= Written exercise =
Set down all of the entries word for word, omitting the images they contain.
= = = = =
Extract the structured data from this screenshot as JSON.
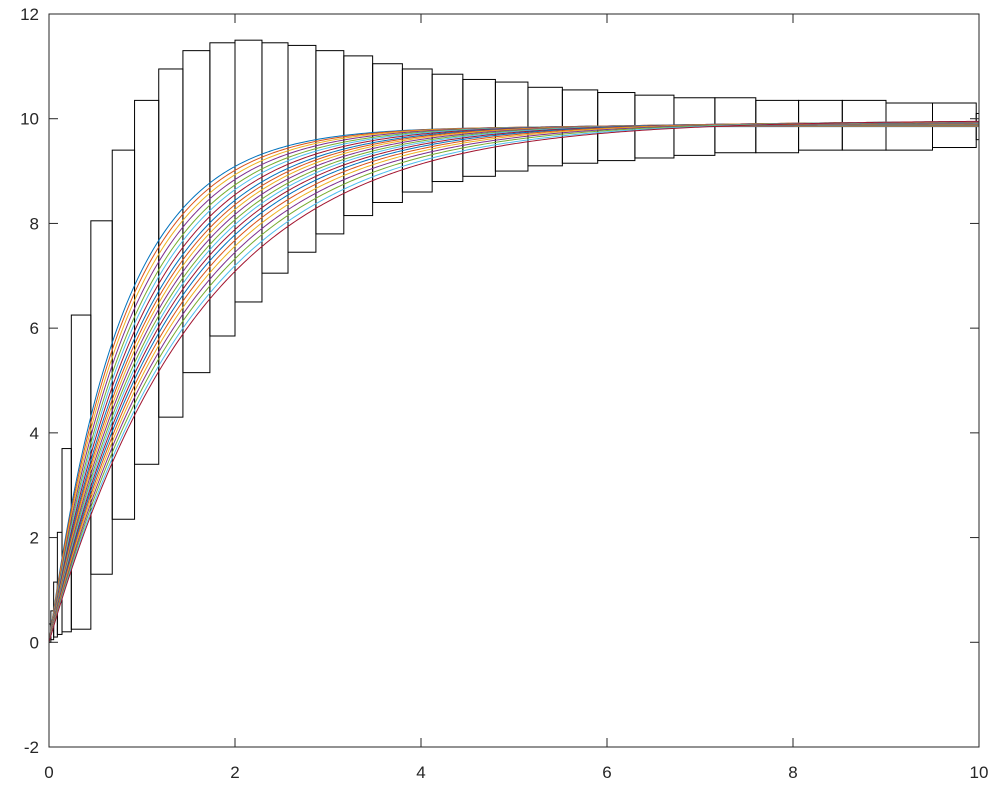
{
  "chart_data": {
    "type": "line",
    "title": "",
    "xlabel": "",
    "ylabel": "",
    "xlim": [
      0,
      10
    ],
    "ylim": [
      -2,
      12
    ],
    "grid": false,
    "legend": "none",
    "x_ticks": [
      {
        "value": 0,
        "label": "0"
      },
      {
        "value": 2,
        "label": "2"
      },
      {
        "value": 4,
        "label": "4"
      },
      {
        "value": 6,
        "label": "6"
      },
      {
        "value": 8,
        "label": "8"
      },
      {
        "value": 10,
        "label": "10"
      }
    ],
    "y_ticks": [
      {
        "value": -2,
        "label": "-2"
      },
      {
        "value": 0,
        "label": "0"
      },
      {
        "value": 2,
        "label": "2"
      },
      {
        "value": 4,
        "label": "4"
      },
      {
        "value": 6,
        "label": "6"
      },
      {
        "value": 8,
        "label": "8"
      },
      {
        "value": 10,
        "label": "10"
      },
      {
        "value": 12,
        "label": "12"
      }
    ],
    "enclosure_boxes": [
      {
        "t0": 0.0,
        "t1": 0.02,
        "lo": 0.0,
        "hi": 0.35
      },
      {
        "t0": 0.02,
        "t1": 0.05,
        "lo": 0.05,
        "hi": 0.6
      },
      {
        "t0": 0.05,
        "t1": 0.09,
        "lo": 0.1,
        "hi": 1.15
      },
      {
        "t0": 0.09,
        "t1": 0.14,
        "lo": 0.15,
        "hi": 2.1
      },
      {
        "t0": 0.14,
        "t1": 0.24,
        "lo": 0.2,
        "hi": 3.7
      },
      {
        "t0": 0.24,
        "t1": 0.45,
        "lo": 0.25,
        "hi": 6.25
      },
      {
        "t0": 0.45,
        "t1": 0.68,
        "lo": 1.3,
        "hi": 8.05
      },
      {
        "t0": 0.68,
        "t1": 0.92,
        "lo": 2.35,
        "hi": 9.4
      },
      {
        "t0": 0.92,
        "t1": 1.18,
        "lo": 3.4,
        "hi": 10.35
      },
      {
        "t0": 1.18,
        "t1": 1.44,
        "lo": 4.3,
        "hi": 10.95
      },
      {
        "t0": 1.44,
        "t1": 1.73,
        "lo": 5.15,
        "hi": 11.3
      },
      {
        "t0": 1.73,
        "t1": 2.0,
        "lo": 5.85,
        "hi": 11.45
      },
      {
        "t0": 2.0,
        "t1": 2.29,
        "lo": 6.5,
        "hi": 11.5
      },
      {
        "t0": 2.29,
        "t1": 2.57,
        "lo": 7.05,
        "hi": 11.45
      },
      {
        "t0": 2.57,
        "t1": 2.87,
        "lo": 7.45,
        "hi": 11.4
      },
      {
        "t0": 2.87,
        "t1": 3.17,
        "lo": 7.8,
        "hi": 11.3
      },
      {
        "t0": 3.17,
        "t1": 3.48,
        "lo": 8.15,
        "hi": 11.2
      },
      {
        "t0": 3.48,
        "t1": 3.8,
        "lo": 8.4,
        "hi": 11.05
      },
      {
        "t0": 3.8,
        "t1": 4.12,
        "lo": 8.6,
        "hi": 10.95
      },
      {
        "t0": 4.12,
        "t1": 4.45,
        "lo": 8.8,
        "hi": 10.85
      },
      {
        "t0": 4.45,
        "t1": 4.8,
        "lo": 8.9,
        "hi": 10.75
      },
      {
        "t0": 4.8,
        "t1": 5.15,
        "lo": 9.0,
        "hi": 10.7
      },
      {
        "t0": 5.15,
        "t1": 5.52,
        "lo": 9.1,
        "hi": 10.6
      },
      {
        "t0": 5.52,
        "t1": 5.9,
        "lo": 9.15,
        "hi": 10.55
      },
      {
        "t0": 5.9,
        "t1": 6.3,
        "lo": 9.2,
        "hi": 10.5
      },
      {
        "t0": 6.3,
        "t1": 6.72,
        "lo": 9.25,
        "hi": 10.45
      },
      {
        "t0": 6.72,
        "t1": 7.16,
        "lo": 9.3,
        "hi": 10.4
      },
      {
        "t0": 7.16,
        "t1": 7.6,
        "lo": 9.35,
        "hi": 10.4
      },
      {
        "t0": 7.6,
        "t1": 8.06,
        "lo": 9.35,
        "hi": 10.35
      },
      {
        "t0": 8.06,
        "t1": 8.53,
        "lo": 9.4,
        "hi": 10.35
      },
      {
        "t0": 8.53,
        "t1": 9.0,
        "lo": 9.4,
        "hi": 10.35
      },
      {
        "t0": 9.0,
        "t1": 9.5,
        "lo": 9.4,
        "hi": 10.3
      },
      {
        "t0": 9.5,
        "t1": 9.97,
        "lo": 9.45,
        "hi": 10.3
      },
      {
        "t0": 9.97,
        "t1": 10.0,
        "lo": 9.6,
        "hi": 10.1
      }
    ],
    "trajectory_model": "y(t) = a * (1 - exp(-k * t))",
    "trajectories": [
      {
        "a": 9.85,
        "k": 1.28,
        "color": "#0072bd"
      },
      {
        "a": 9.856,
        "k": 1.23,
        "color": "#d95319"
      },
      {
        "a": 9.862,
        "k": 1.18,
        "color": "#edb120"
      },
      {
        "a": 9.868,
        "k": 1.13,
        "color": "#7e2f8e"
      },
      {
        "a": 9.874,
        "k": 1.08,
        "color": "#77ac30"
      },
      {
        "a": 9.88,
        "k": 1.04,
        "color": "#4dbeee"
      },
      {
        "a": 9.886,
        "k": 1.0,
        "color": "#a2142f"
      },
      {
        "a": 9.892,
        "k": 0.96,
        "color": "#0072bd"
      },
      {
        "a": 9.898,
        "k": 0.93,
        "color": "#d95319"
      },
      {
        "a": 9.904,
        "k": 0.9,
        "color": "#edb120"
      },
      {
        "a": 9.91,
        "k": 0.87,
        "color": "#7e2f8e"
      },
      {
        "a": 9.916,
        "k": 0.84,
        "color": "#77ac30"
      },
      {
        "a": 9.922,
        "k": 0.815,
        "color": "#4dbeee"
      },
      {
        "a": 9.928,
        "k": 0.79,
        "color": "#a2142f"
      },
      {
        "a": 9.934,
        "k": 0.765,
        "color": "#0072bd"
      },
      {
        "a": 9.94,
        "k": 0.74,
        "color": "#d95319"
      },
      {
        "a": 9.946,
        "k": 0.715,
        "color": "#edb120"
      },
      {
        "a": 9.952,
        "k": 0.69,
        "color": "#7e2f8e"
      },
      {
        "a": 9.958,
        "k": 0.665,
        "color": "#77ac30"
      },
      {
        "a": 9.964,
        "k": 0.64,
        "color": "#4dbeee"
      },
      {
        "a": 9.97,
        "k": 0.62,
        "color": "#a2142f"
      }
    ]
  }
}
= = = = =
= Written solution =
Extract the structured data from this screenshot as JSON.
{
  "chart_data": {
    "type": "line",
    "title": "",
    "xlabel": "",
    "ylabel": "",
    "xlim": [
      0,
      10
    ],
    "ylim": [
      -2,
      12
    ],
    "grid": false,
    "legend": "none",
    "x_ticks": [
      {
        "value": 0,
        "label": "0"
      },
      {
        "value": 2,
        "label": "2"
      },
      {
        "value": 4,
        "label": "4"
      },
      {
        "value": 6,
        "label": "6"
      },
      {
        "value": 8,
        "label": "8"
      },
      {
        "value": 10,
        "label": "10"
      }
    ],
    "y_ticks": [
      {
        "value": -2,
        "label": "-2"
      },
      {
        "value": 0,
        "label": "0"
      },
      {
        "value": 2,
        "label": "2"
      },
      {
        "value": 4,
        "label": "4"
      },
      {
        "value": 6,
        "label": "6"
      },
      {
        "value": 8,
        "label": "8"
      },
      {
        "value": 10,
        "label": "10"
      },
      {
        "value": 12,
        "label": "12"
      }
    ],
    "enclosure_boxes": [
      {
        "t0": 0.0,
        "t1": 0.02,
        "lo": 0.0,
        "hi": 0.35
      },
      {
        "t0": 0.02,
        "t1": 0.05,
        "lo": 0.05,
        "hi": 0.6
      },
      {
        "t0": 0.05,
        "t1": 0.09,
        "lo": 0.1,
        "hi": 1.15
      },
      {
        "t0": 0.09,
        "t1": 0.14,
        "lo": 0.15,
        "hi": 2.1
      },
      {
        "t0": 0.14,
        "t1": 0.24,
        "lo": 0.2,
        "hi": 3.7
      },
      {
        "t0": 0.24,
        "t1": 0.45,
        "lo": 0.25,
        "hi": 6.25
      },
      {
        "t0": 0.45,
        "t1": 0.68,
        "lo": 1.3,
        "hi": 8.05
      },
      {
        "t0": 0.68,
        "t1": 0.92,
        "lo": 2.35,
        "hi": 9.4
      },
      {
        "t0": 0.92,
        "t1": 1.18,
        "lo": 3.4,
        "hi": 10.35
      },
      {
        "t0": 1.18,
        "t1": 1.44,
        "lo": 4.3,
        "hi": 10.95
      },
      {
        "t0": 1.44,
        "t1": 1.73,
        "lo": 5.15,
        "hi": 11.3
      },
      {
        "t0": 1.73,
        "t1": 2.0,
        "lo": 5.85,
        "hi": 11.45
      },
      {
        "t0": 2.0,
        "t1": 2.29,
        "lo": 6.5,
        "hi": 11.5
      },
      {
        "t0": 2.29,
        "t1": 2.57,
        "lo": 7.05,
        "hi": 11.45
      },
      {
        "t0": 2.57,
        "t1": 2.87,
        "lo": 7.45,
        "hi": 11.4
      },
      {
        "t0": 2.87,
        "t1": 3.17,
        "lo": 7.8,
        "hi": 11.3
      },
      {
        "t0": 3.17,
        "t1": 3.48,
        "lo": 8.15,
        "hi": 11.2
      },
      {
        "t0": 3.48,
        "t1": 3.8,
        "lo": 8.4,
        "hi": 11.05
      },
      {
        "t0": 3.8,
        "t1": 4.12,
        "lo": 8.6,
        "hi": 10.95
      },
      {
        "t0": 4.12,
        "t1": 4.45,
        "lo": 8.8,
        "hi": 10.85
      },
      {
        "t0": 4.45,
        "t1": 4.8,
        "lo": 8.9,
        "hi": 10.75
      },
      {
        "t0": 4.8,
        "t1": 5.15,
        "lo": 9.0,
        "hi": 10.7
      },
      {
        "t0": 5.15,
        "t1": 5.52,
        "lo": 9.1,
        "hi": 10.6
      },
      {
        "t0": 5.52,
        "t1": 5.9,
        "lo": 9.15,
        "hi": 10.55
      },
      {
        "t0": 5.9,
        "t1": 6.3,
        "lo": 9.2,
        "hi": 10.5
      },
      {
        "t0": 6.3,
        "t1": 6.72,
        "lo": 9.25,
        "hi": 10.45
      },
      {
        "t0": 6.72,
        "t1": 7.16,
        "lo": 9.3,
        "hi": 10.4
      },
      {
        "t0": 7.16,
        "t1": 7.6,
        "lo": 9.35,
        "hi": 10.4
      },
      {
        "t0": 7.6,
        "t1": 8.06,
        "lo": 9.35,
        "hi": 10.35
      },
      {
        "t0": 8.06,
        "t1": 8.53,
        "lo": 9.4,
        "hi": 10.35
      },
      {
        "t0": 8.53,
        "t1": 9.0,
        "lo": 9.4,
        "hi": 10.35
      },
      {
        "t0": 9.0,
        "t1": 9.5,
        "lo": 9.4,
        "hi": 10.3
      },
      {
        "t0": 9.5,
        "t1": 9.97,
        "lo": 9.45,
        "hi": 10.3
      },
      {
        "t0": 9.97,
        "t1": 10.0,
        "lo": 9.6,
        "hi": 10.1
      }
    ],
    "trajectory_model": "y(t) = a * (1 - exp(-k * t))",
    "trajectories": [
      {
        "a": 9.85,
        "k": 1.28,
        "color": "#0072bd"
      },
      {
        "a": 9.856,
        "k": 1.23,
        "color": "#d95319"
      },
      {
        "a": 9.862,
        "k": 1.18,
        "color": "#edb120"
      },
      {
        "a": 9.868,
        "k": 1.13,
        "color": "#7e2f8e"
      },
      {
        "a": 9.874,
        "k": 1.08,
        "color": "#77ac30"
      },
      {
        "a": 9.88,
        "k": 1.04,
        "color": "#4dbeee"
      },
      {
        "a": 9.886,
        "k": 1.0,
        "color": "#a2142f"
      },
      {
        "a": 9.892,
        "k": 0.96,
        "color": "#0072bd"
      },
      {
        "a": 9.898,
        "k": 0.93,
        "color": "#d95319"
      },
      {
        "a": 9.904,
        "k": 0.9,
        "color": "#edb120"
      },
      {
        "a": 9.91,
        "k": 0.87,
        "color": "#7e2f8e"
      },
      {
        "a": 9.916,
        "k": 0.84,
        "color": "#77ac30"
      },
      {
        "a": 9.922,
        "k": 0.815,
        "color": "#4dbeee"
      },
      {
        "a": 9.928,
        "k": 0.79,
        "color": "#a2142f"
      },
      {
        "a": 9.934,
        "k": 0.765,
        "color": "#0072bd"
      },
      {
        "a": 9.94,
        "k": 0.74,
        "color": "#d95319"
      },
      {
        "a": 9.946,
        "k": 0.715,
        "color": "#edb120"
      },
      {
        "a": 9.952,
        "k": 0.69,
        "color": "#7e2f8e"
      },
      {
        "a": 9.958,
        "k": 0.665,
        "color": "#77ac30"
      },
      {
        "a": 9.964,
        "k": 0.64,
        "color": "#4dbeee"
      },
      {
        "a": 9.97,
        "k": 0.62,
        "color": "#a2142f"
      }
    ]
  }
}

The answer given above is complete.